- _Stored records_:
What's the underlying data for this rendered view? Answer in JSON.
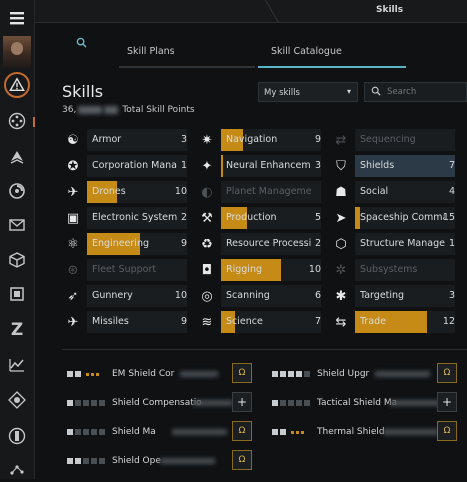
{
  "window": {
    "title": "Skills"
  },
  "sidebar": {
    "items": [
      {
        "icon": "hamburger-menu-icon"
      },
      {
        "icon": "character-portrait"
      },
      {
        "icon": "warning-icon"
      },
      {
        "icon": "network-icon"
      },
      {
        "icon": "fleet-icon"
      },
      {
        "icon": "agency-icon"
      },
      {
        "icon": "mail-icon"
      },
      {
        "icon": "inventory-cube-icon"
      },
      {
        "icon": "datacube-icon"
      },
      {
        "icon": "z-icon"
      },
      {
        "icon": "market-chart-icon"
      },
      {
        "icon": "industry-icon"
      },
      {
        "icon": "structure-icon"
      },
      {
        "icon": "map-icon"
      }
    ]
  },
  "tabs": [
    {
      "label": "Skill Plans",
      "active": false
    },
    {
      "label": "Skill Catalogue",
      "active": true
    }
  ],
  "header": {
    "title": "Skills",
    "skill_points_prefix": "36,",
    "skill_points_suffix": "Total Skill Points"
  },
  "filter": {
    "selected": "My skills"
  },
  "search": {
    "placeholder": "Search"
  },
  "colors": {
    "accent": "#c68a16",
    "tab_underline": "#5ab4c8",
    "selected_row": "#2b3a46"
  },
  "skill_groups": [
    {
      "name": "Armor",
      "level": "3",
      "icon": "armor-icon",
      "progress": 0.0
    },
    {
      "name": "Navigation",
      "level": "9",
      "icon": "navigation-icon",
      "progress": 0.22
    },
    {
      "name": "Sequencing",
      "level": "",
      "icon": "sequencing-icon",
      "progress": 0.0,
      "disabled": true
    },
    {
      "name": "Corporation Manag",
      "level": "1",
      "icon": "corporation-icon",
      "progress": 0.0
    },
    {
      "name": "Neural Enhanceme",
      "level": "3",
      "icon": "neural-icon",
      "progress": 0.02
    },
    {
      "name": "Shields",
      "level": "7",
      "icon": "shield-icon",
      "progress": 0.0,
      "selected": true
    },
    {
      "name": "Drones",
      "level": "10",
      "icon": "drone-icon",
      "progress": 0.3
    },
    {
      "name": "Planet Managemer",
      "level": "",
      "icon": "planet-icon",
      "progress": 0.0,
      "disabled": true
    },
    {
      "name": "Social",
      "level": "4",
      "icon": "social-icon",
      "progress": 0.0
    },
    {
      "name": "Electronic System",
      "level": "2",
      "icon": "electronics-icon",
      "progress": 0.0
    },
    {
      "name": "Production",
      "level": "5",
      "icon": "production-icon",
      "progress": 0.26
    },
    {
      "name": "Spaceship Comma",
      "level": "15",
      "icon": "spaceship-icon",
      "progress": 0.05
    },
    {
      "name": "Engineering",
      "level": "9",
      "icon": "engineering-icon",
      "progress": 0.53
    },
    {
      "name": "Resource Processi",
      "level": "2",
      "icon": "recycle-icon",
      "progress": 0.0
    },
    {
      "name": "Structure Managem",
      "level": "1",
      "icon": "structure-management-icon",
      "progress": 0.0
    },
    {
      "name": "Fleet Support",
      "level": "",
      "icon": "fleet-support-icon",
      "progress": 0.0,
      "disabled": true
    },
    {
      "name": "Rigging",
      "level": "10",
      "icon": "rigging-icon",
      "progress": 0.6
    },
    {
      "name": "Subsystems",
      "level": "",
      "icon": "subsystems-icon",
      "progress": 0.0,
      "disabled": true
    },
    {
      "name": "Gunnery",
      "level": "10",
      "icon": "gunnery-icon",
      "progress": 0.0
    },
    {
      "name": "Scanning",
      "level": "6",
      "icon": "scanning-icon",
      "progress": 0.0
    },
    {
      "name": "Targeting",
      "level": "3",
      "icon": "targeting-icon",
      "progress": 0.0
    },
    {
      "name": "Missiles",
      "level": "9",
      "icon": "missile-icon",
      "progress": 0.0
    },
    {
      "name": "Science",
      "level": "7",
      "icon": "science-icon",
      "progress": 0.14
    },
    {
      "name": "Trade",
      "level": "12",
      "icon": "trade-icon",
      "progress": 0.72
    }
  ],
  "queue": [
    {
      "name": "EM Shield Cor",
      "trained": 2,
      "queued": 3,
      "action": "omega-icon"
    },
    {
      "name": "Shield Upgr",
      "trained": 4,
      "queued": 0,
      "action": "omega-icon"
    },
    {
      "name": "Shield Compensatio",
      "trained": 1,
      "queued": 0,
      "action": "plus-icon"
    },
    {
      "name": "Tactical Shield Ma",
      "trained": 1,
      "queued": 0,
      "action": "plus-icon"
    },
    {
      "name": "Shield Ma",
      "trained": 1,
      "queued": 0,
      "action": "omega-icon"
    },
    {
      "name": "Thermal Shield",
      "trained": 2,
      "queued": 3,
      "action": "omega-icon"
    },
    {
      "name": "Shield Ope",
      "trained": 2,
      "queued": 0,
      "action": "omega-icon"
    }
  ]
}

- _To be done_: Check every line of the data, and copy the ones that contain "label".

- _Output_:
      "label": "Skill Plans",
      "label": "Skill Catalogue",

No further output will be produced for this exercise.